┌──
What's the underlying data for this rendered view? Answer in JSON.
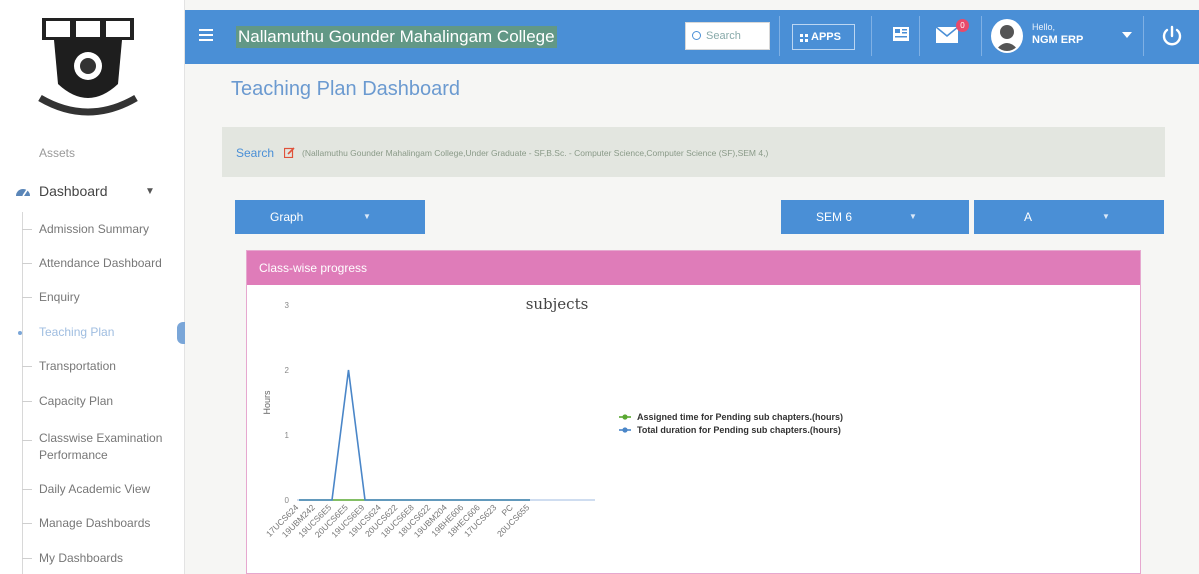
{
  "sidebar": {
    "partial_top_item": "Assets",
    "dashboard_label": "Dashboard",
    "items": [
      {
        "label": "Admission Summary"
      },
      {
        "label": "Attendance Dashboard"
      },
      {
        "label": "Enquiry"
      },
      {
        "label": "Teaching Plan",
        "active": true
      },
      {
        "label": "Transportation"
      },
      {
        "label": "Capacity Plan"
      },
      {
        "label": "Classwise Examination Performance"
      },
      {
        "label": "Daily Academic View"
      },
      {
        "label": "Manage Dashboards"
      },
      {
        "label": "My Dashboards"
      }
    ]
  },
  "topbar": {
    "college_name": "Nallamuthu Gounder Mahalingam College",
    "search_placeholder": "Search",
    "apps_label": "APPS",
    "mail_badge": "0",
    "greeting": "Hello,",
    "user_name": "NGM ERP",
    "accent": "#4a8fd6"
  },
  "page": {
    "title": "Teaching Plan Dashboard",
    "search_label": "Search",
    "search_path": "(Nallamuthu Gounder Mahalingam College,Under Graduate - SF,B.Sc. - Computer Science,Computer Science (SF),SEM 4,)",
    "view_select": "Graph",
    "sem_select": "SEM 6",
    "section_select": "A",
    "panel_title": "Class-wise progress",
    "panel_color": "#df7cb9"
  },
  "chart_data": {
    "type": "line",
    "title": "subjects",
    "ylabel": "Hours",
    "xlabel": "",
    "ylim": [
      0,
      3
    ],
    "yticks": [
      0,
      1,
      2,
      3
    ],
    "categories": [
      "17UCS624",
      "19UBM242",
      "19UCS6E5",
      "20UCS6E5",
      "19UCS6E9",
      "19UCS624",
      "20UCS622",
      "18UCS6E8",
      "18UCS622",
      "19UBM204",
      "19BHE606",
      "18HEC606",
      "17UCS623",
      "PC",
      "20UCS655"
    ],
    "series": [
      {
        "name": "Assigned time for Pending sub chapters.(hours)",
        "color": "#5aa832",
        "values": [
          0,
          0,
          0,
          0,
          0,
          0,
          0,
          0,
          0,
          0,
          0,
          0,
          0,
          0,
          0
        ]
      },
      {
        "name": "Total duration for Pending sub chapters.(hours)",
        "color": "#4a86c8",
        "values": [
          0,
          0,
          0,
          2,
          0,
          0,
          0,
          0,
          0,
          0,
          0,
          0,
          0,
          0,
          0
        ]
      }
    ],
    "legend": "right"
  }
}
└──
Go through the listing above and list every line that has the word "Mahalingam".

IN RESPONSE
    "college_name": "Nallamuthu Gounder Mahalingam College",
    "search_path": "(Nallamuthu Gounder Mahalingam College,Under Graduate - SF,B.Sc. - Computer Science,Computer Science (SF),SEM 4,)",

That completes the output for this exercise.